**SET PROBLEM**. Report each line of the data that has "della" somewhere in it.

## BEGIN AVAILABLE RECORDS

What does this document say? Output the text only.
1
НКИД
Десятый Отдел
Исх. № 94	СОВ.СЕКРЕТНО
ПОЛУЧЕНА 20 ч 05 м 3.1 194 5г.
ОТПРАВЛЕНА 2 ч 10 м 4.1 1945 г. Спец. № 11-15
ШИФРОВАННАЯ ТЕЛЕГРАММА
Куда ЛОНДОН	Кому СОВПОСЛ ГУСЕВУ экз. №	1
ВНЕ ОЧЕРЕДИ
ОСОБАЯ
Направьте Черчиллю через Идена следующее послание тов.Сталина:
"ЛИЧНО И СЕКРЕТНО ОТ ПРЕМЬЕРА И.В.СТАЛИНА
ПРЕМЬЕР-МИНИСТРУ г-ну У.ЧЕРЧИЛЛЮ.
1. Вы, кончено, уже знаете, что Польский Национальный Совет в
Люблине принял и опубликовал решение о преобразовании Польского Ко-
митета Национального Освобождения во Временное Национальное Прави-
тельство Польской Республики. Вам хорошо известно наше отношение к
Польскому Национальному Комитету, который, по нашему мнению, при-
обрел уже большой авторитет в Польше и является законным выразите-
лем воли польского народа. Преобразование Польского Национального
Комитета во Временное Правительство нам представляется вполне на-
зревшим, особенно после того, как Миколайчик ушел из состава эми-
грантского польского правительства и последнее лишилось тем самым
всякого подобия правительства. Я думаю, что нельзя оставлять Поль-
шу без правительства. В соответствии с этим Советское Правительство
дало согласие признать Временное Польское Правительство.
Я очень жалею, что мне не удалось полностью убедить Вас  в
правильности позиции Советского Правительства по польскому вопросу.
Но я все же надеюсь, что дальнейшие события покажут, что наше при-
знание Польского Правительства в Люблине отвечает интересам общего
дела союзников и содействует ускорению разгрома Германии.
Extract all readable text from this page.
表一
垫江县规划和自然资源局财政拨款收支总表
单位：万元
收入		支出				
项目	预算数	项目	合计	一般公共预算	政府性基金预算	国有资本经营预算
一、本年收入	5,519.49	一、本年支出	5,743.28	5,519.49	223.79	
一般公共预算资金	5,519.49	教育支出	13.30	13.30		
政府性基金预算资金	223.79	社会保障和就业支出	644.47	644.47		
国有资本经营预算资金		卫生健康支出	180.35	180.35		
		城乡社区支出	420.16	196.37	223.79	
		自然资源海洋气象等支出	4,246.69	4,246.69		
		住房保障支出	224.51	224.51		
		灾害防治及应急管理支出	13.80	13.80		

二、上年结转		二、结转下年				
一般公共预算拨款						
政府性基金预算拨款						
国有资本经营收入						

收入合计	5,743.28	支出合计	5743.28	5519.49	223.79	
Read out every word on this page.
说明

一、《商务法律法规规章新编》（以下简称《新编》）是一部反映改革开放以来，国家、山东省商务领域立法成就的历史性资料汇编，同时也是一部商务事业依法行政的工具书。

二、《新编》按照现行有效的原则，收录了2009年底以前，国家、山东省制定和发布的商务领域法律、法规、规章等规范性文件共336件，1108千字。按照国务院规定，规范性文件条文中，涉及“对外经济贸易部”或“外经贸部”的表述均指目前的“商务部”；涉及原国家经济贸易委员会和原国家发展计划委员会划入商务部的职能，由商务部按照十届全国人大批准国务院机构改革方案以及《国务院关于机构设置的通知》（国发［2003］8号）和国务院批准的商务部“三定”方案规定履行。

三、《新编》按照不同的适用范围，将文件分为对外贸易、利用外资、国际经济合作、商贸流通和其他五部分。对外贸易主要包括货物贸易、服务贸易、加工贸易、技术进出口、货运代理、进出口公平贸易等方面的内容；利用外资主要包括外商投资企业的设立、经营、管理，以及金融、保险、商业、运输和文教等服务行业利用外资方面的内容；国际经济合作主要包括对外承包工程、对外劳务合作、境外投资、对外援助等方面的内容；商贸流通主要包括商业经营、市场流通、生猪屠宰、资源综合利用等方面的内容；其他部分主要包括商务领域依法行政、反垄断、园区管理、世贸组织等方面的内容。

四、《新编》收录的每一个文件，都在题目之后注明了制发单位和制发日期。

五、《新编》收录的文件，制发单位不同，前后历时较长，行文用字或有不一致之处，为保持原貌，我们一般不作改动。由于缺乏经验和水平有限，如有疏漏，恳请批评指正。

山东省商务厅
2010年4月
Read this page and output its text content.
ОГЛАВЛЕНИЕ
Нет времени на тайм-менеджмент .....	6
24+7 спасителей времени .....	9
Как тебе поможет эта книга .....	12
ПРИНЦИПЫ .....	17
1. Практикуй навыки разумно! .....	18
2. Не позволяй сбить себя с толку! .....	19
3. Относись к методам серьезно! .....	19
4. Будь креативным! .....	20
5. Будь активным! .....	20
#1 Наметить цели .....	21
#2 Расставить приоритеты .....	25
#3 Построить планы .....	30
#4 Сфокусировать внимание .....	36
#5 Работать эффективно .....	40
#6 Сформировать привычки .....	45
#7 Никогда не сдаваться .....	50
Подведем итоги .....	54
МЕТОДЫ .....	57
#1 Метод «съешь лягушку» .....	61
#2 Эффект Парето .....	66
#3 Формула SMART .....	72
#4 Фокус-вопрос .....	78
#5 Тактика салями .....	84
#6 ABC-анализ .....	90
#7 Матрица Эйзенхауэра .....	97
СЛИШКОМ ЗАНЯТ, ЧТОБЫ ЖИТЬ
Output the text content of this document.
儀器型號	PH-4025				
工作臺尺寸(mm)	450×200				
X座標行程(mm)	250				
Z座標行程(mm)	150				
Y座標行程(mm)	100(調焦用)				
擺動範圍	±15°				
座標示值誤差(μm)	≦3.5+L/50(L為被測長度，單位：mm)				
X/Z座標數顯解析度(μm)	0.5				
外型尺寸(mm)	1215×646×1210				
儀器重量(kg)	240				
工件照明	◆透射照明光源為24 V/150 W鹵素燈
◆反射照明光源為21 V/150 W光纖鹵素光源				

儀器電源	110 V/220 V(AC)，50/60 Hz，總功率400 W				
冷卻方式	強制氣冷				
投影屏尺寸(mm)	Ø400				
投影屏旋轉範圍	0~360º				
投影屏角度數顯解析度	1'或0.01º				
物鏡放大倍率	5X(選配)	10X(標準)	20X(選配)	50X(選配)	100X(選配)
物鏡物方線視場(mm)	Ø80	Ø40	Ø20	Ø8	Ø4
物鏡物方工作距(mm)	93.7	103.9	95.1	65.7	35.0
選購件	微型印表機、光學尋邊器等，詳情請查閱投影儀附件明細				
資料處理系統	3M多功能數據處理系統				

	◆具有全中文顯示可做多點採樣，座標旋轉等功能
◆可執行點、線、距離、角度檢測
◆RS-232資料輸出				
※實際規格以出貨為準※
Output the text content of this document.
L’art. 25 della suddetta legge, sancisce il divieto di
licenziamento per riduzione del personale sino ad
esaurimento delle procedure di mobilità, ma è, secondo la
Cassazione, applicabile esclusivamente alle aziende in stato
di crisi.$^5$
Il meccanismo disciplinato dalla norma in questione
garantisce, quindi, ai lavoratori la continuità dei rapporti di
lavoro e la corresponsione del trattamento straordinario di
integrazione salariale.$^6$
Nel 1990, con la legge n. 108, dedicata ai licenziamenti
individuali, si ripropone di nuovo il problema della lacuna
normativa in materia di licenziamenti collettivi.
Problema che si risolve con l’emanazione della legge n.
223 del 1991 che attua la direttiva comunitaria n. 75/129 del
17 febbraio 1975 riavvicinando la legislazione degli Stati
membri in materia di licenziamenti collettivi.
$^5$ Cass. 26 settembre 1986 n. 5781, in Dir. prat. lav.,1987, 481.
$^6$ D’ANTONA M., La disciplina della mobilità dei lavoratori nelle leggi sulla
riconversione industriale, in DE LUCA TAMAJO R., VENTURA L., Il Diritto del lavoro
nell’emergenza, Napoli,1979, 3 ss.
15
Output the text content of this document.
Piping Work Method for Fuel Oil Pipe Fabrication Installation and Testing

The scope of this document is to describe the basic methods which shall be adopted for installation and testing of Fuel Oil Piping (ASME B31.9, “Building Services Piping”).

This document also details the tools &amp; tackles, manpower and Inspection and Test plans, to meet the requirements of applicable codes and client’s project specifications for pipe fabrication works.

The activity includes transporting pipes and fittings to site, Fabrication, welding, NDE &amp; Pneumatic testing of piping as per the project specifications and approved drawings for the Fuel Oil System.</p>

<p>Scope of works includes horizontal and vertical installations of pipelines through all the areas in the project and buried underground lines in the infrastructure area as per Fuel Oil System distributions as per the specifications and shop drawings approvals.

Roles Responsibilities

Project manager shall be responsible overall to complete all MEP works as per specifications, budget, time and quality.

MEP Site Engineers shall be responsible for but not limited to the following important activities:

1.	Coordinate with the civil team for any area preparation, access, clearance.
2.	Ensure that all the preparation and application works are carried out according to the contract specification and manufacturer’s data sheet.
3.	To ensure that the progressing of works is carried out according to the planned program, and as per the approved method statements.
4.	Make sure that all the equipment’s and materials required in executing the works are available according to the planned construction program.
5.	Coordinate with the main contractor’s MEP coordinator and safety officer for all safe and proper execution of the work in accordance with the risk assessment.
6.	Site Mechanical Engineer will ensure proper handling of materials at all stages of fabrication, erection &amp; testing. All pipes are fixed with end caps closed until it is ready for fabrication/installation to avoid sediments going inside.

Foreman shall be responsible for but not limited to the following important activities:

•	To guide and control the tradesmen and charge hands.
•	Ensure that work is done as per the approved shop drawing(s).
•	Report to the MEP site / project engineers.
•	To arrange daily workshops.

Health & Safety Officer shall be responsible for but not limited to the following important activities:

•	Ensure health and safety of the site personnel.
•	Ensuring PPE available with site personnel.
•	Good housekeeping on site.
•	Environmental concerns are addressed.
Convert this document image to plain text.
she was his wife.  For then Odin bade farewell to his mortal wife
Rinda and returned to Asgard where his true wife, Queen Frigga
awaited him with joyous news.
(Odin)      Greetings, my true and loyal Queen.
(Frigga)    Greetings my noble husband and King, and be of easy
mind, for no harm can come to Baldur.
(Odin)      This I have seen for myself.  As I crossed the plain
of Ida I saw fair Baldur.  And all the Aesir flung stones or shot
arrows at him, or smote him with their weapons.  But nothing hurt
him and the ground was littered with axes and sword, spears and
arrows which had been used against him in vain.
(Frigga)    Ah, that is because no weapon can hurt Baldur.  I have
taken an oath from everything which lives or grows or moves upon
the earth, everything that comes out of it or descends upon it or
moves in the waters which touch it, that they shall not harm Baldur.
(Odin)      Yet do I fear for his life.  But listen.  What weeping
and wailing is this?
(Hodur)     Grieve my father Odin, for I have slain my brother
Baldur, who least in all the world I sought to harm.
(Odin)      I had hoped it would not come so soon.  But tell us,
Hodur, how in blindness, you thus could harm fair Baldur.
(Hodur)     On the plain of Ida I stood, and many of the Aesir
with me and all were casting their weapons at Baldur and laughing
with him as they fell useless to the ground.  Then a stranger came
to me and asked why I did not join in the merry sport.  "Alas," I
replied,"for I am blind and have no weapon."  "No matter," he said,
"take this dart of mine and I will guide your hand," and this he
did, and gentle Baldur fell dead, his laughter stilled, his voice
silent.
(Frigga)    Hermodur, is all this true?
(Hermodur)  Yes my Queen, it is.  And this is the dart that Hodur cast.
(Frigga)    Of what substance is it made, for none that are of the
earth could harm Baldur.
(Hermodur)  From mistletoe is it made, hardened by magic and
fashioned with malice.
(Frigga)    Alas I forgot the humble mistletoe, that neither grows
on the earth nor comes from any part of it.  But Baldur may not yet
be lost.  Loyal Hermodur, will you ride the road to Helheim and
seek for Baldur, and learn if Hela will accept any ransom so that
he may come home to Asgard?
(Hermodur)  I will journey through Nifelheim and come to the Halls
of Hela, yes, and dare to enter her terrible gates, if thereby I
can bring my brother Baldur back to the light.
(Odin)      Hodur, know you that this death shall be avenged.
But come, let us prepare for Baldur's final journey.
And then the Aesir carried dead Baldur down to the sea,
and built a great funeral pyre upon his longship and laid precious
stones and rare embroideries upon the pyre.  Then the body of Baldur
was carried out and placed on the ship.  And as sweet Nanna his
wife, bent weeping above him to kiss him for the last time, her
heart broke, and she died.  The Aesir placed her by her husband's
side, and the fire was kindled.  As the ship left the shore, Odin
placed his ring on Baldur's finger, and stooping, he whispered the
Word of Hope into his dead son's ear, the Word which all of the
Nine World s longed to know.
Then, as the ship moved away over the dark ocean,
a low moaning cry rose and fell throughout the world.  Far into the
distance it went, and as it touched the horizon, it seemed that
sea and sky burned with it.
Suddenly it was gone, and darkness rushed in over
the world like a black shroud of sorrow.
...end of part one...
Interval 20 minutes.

## END AVAILABLE RECORDS

**RESULT OF THE TASK**.
L’art. 25 della suddetta legge, sancisce il divieto di
individuali, si ripropone di nuovo il problema della lacuna
Problema che si risolve con l’emanazione della legge n.
$^6$ D’ANTONA M., La disciplina della mobilità dei lavoratori nelle leggi sulla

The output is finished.